# Given exercise
Please write out everything from the line containing "stat-value: 0 — [89, 605, 108, 643]" down to the line containing "gear-icon[interactable] — [11, 882, 31, 902]", swapping "stat-label" for "stat-caption" and leaving everything else unchanged.

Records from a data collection
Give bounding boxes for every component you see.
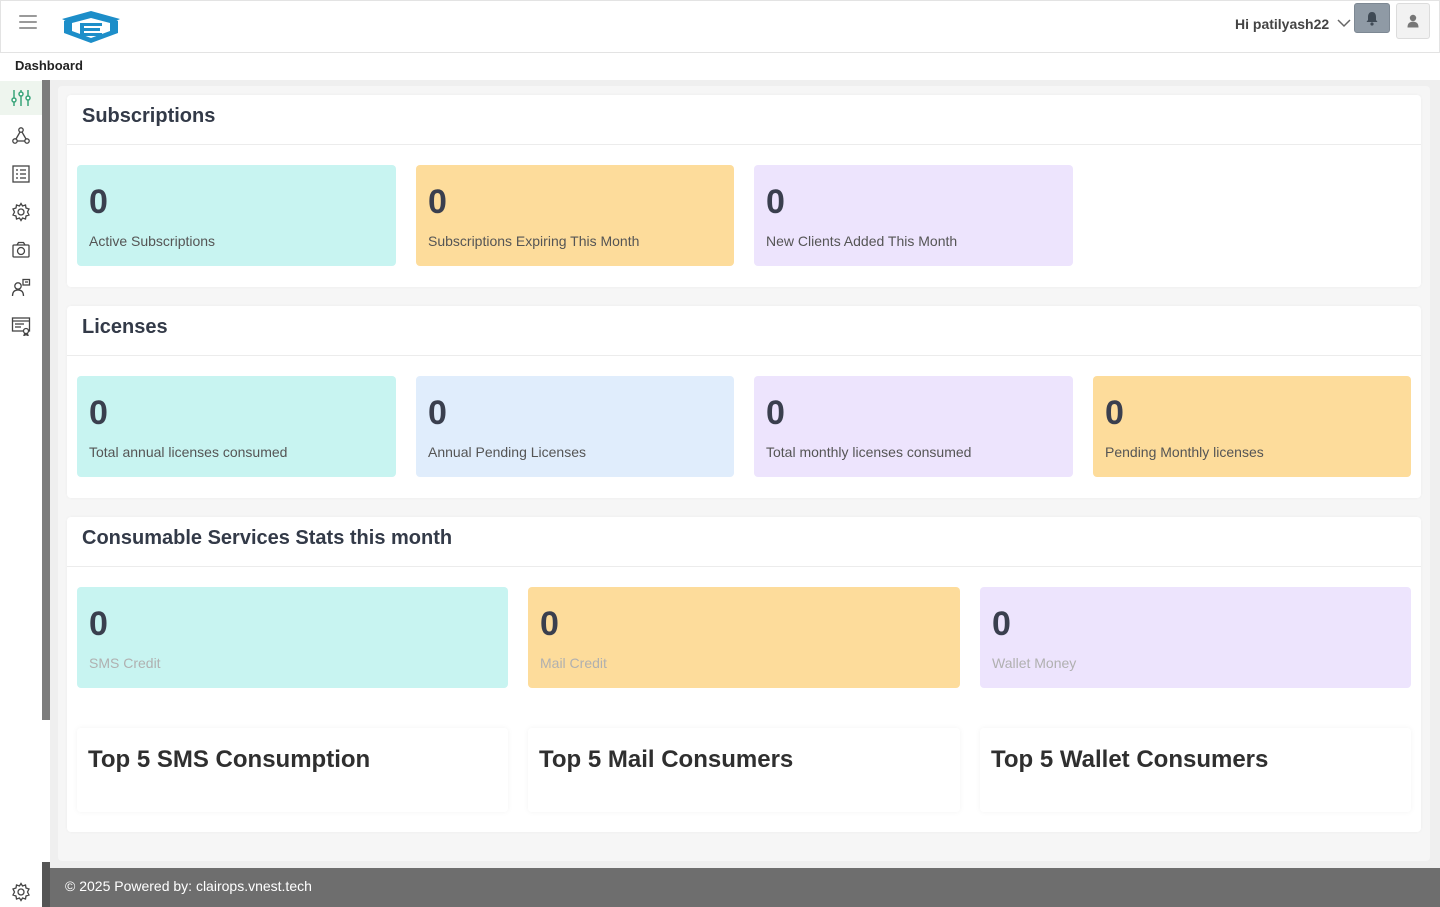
stat-value: 0 — [89, 605, 108, 643]
stat-label: Pending Monthly licenses — [1105, 444, 1264, 460]
monthly-licenses-consumed-card[interactable]: 0 Total monthly licenses consumed — [754, 376, 1073, 477]
stat-value: 0 — [428, 183, 447, 221]
gear-icon — [12, 202, 30, 222]
list-icon — [12, 165, 30, 183]
footer: © 2025 Powered by: clairops.vnest.tech — [50, 868, 1440, 907]
expiring-subscriptions-card[interactable]: 0 Subscriptions Expiring This Month — [416, 165, 734, 266]
sms-credit-card[interactable]: 0 SMS Credit — [77, 587, 508, 688]
top-wallet-card: Top 5 Wallet Consumers — [980, 728, 1411, 812]
sidebar-item-settings[interactable] — [0, 195, 42, 229]
top-mail-card: Top 5 Mail Consumers — [528, 728, 960, 812]
stat-value: 0 — [766, 183, 785, 221]
footer-text: © 2025 Powered by: clairops.vnest.tech — [65, 878, 312, 894]
chevron-down-icon[interactable] — [1336, 16, 1352, 30]
stat-value: 0 — [1105, 394, 1124, 432]
user-menu-button[interactable] — [1396, 3, 1430, 39]
licenses-title: Licenses — [82, 316, 168, 338]
stat-label: Total monthly licenses consumed — [766, 444, 972, 460]
top-wallet-title: Top 5 Wallet Consumers — [991, 746, 1269, 773]
user-icon — [1407, 14, 1419, 28]
logo[interactable] — [58, 9, 124, 45]
stat-value: 0 — [766, 394, 785, 432]
user-greeting[interactable]: Hi patilyash22 — [1235, 16, 1329, 32]
subscriptions-header: Subscriptions — [67, 95, 1421, 145]
stat-value: 0 — [540, 605, 559, 643]
sidebar-item-billing[interactable] — [0, 309, 42, 343]
sliders-icon — [11, 90, 31, 106]
stat-label: Total annual licenses consumed — [89, 444, 288, 460]
stat-label: New Clients Added This Month — [766, 233, 958, 249]
new-clients-card[interactable]: 0 New Clients Added This Month — [754, 165, 1073, 266]
camera-icon — [12, 241, 30, 258]
bell-icon — [1366, 12, 1378, 26]
gear-icon[interactable] — [11, 882, 31, 902]
sidebar-item-dashboard[interactable] — [0, 81, 42, 115]
mail-credit-card[interactable]: 0 Mail Credit — [528, 587, 960, 688]
stat-label: Subscriptions Expiring This Month — [428, 233, 640, 249]
licenses-header: Licenses — [67, 306, 1421, 356]
stat-value: 0 — [89, 183, 108, 221]
footer-strip — [42, 862, 50, 907]
pending-monthly-licenses-card[interactable]: 0 Pending Monthly licenses — [1093, 376, 1411, 477]
sidebar-item-network[interactable] — [0, 119, 42, 153]
top-sms-card: Top 5 SMS Consumption — [77, 728, 508, 812]
sidebar-item-users[interactable] — [0, 271, 42, 305]
sidebar-item-camera[interactable] — [0, 233, 42, 267]
sidebar-scrollbar[interactable] — [42, 80, 50, 720]
consumables-title: Consumable Services Stats this month — [82, 527, 453, 549]
user-certificate-icon — [11, 278, 31, 297]
subscriptions-title: Subscriptions — [82, 105, 216, 127]
top-sms-title: Top 5 SMS Consumption — [88, 746, 371, 773]
stat-label: Wallet Money — [992, 655, 1077, 671]
stat-label: Mail Credit — [540, 655, 607, 671]
sidebar-item-list[interactable] — [0, 157, 42, 191]
wallet-money-card[interactable]: 0 Wallet Money — [980, 587, 1411, 688]
consumables-header: Consumable Services Stats this month — [67, 517, 1421, 567]
stat-label: SMS Credit — [89, 655, 161, 671]
top-mail-title: Top 5 Mail Consumers — [539, 746, 794, 773]
stat-value: 0 — [992, 605, 1011, 643]
notifications-button[interactable] — [1354, 3, 1390, 33]
annual-pending-licenses-card[interactable]: 0 Annual Pending Licenses — [416, 376, 734, 477]
annual-licenses-consumed-card[interactable]: 0 Total annual licenses consumed — [77, 376, 396, 477]
stat-label: Annual Pending Licenses — [428, 444, 587, 460]
stat-label: Active Subscriptions — [89, 233, 216, 249]
sidebar — [0, 80, 42, 720]
billing-icon — [11, 317, 31, 336]
active-subscriptions-card[interactable]: 0 Active Subscriptions — [77, 165, 396, 266]
breadcrumb: Dashboard — [15, 58, 83, 73]
network-icon — [12, 127, 30, 144]
stat-value: 0 — [89, 394, 108, 432]
top-bar: Hi patilyash22 — [0, 0, 1440, 53]
stat-value: 0 — [428, 394, 447, 432]
hamburger-icon[interactable] — [19, 15, 37, 31]
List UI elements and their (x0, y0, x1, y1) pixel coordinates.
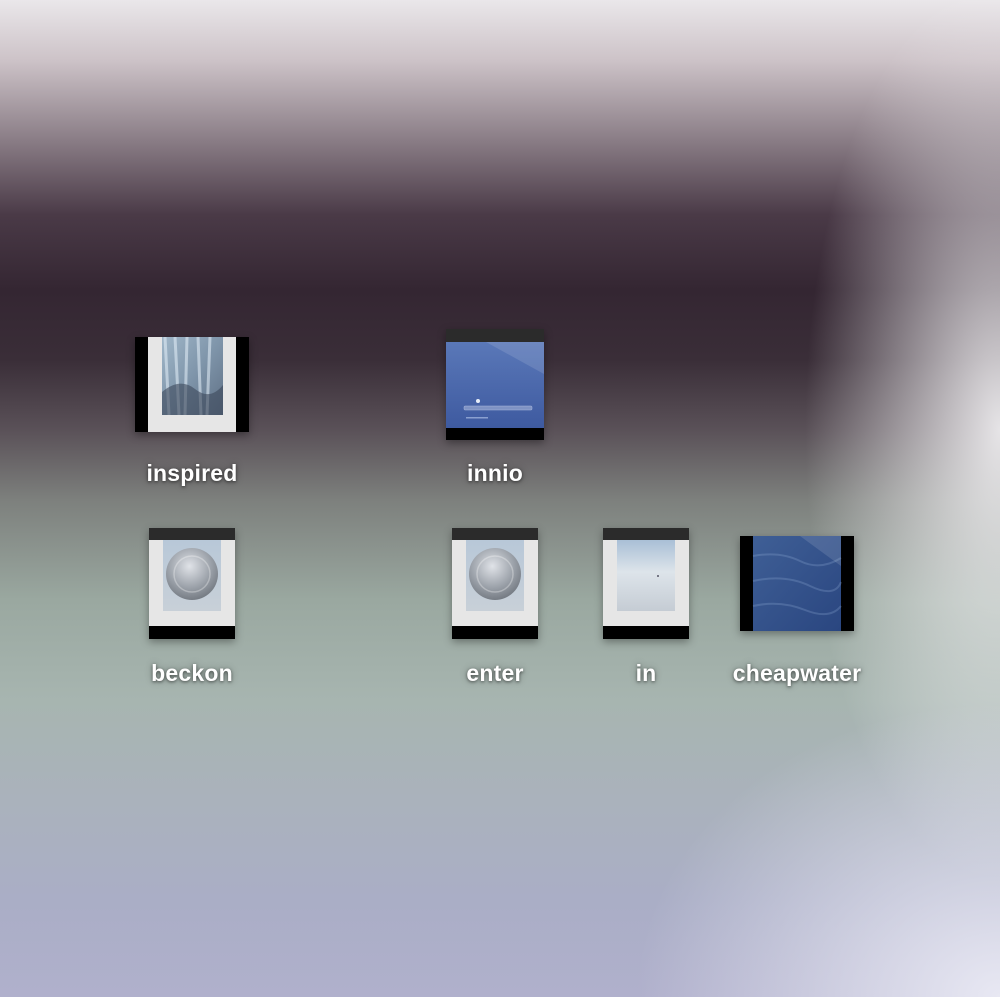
desktop-icon-innio[interactable] (446, 329, 544, 440)
desktop-icon-in[interactable] (603, 528, 689, 639)
snowfield-photo-icon (603, 528, 689, 639)
icon-label-enter: enter (466, 660, 524, 686)
desktop-icon-inspired[interactable] (135, 336, 249, 432)
icon-label-inspired: inspired (146, 460, 238, 486)
desktop-icon-cheapwater[interactable] (740, 536, 854, 631)
ocean-photo-icon (740, 536, 854, 631)
desktop-icon-beckon[interactable] (149, 528, 235, 639)
icon-label-innio: innio (467, 460, 523, 486)
login-screen-icon (446, 329, 544, 440)
icon-label-in: in (635, 660, 657, 686)
orb-photo-icon (149, 528, 235, 639)
desktop-icon-enter[interactable] (452, 528, 538, 639)
waterfall-photo-icon (135, 336, 249, 432)
orb-photo-icon (452, 528, 538, 639)
icon-label-beckon: beckon (151, 660, 233, 686)
icon-label-cheapwater: cheapwater (732, 660, 862, 686)
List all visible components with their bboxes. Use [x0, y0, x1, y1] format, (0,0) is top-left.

# Exercise answer
stat-value: 0 — [89, 605, 108, 643]
stat-caption: Pending Monthly licenses — [1105, 444, 1264, 460]
monthly-licenses-consumed-card[interactable]: 0 Total monthly licenses consumed — [754, 376, 1073, 477]
stat-value: 0 — [428, 183, 447, 221]
gear-icon — [12, 202, 30, 222]
list-icon — [12, 165, 30, 183]
footer: © 2025 Powered by: clairops.vnest.tech — [50, 868, 1440, 907]
expiring-subscriptions-card[interactable]: 0 Subscriptions Expiring This Month — [416, 165, 734, 266]
sms-credit-card[interactable]: 0 SMS Credit — [77, 587, 508, 688]
top-wallet-card: Top 5 Wallet Consumers — [980, 728, 1411, 812]
sidebar-item-settings[interactable] — [0, 195, 42, 229]
top-mail-card: Top 5 Mail Consumers — [528, 728, 960, 812]
stat-value: 0 — [766, 183, 785, 221]
footer-text: © 2025 Powered by: clairops.vnest.tech — [65, 878, 312, 894]
chevron-down-icon[interactable] — [1336, 16, 1352, 30]
stat-value: 0 — [1105, 394, 1124, 432]
user-menu-button[interactable] — [1396, 3, 1430, 39]
licenses-title: Licenses — [82, 316, 168, 338]
stat-caption: Total monthly licenses consumed — [766, 444, 972, 460]
top-wallet-title: Top 5 Wallet Consumers — [991, 746, 1269, 773]
user-icon — [1407, 14, 1419, 28]
logo[interactable] — [58, 9, 124, 45]
stat-value: 0 — [766, 394, 785, 432]
user-greeting[interactable]: Hi patilyash22 — [1235, 16, 1329, 32]
subscriptions-header: Subscriptions — [67, 95, 1421, 145]
stat-value: 0 — [540, 605, 559, 643]
sidebar-item-billing[interactable] — [0, 309, 42, 343]
sliders-icon — [11, 90, 31, 106]
stat-caption: Total annual licenses consumed — [89, 444, 288, 460]
stat-caption: New Clients Added This Month — [766, 233, 958, 249]
new-clients-card[interactable]: 0 New Clients Added This Month — [754, 165, 1073, 266]
camera-icon — [12, 241, 30, 258]
bell-icon — [1366, 12, 1378, 26]
gear-icon[interactable] — [11, 882, 31, 902]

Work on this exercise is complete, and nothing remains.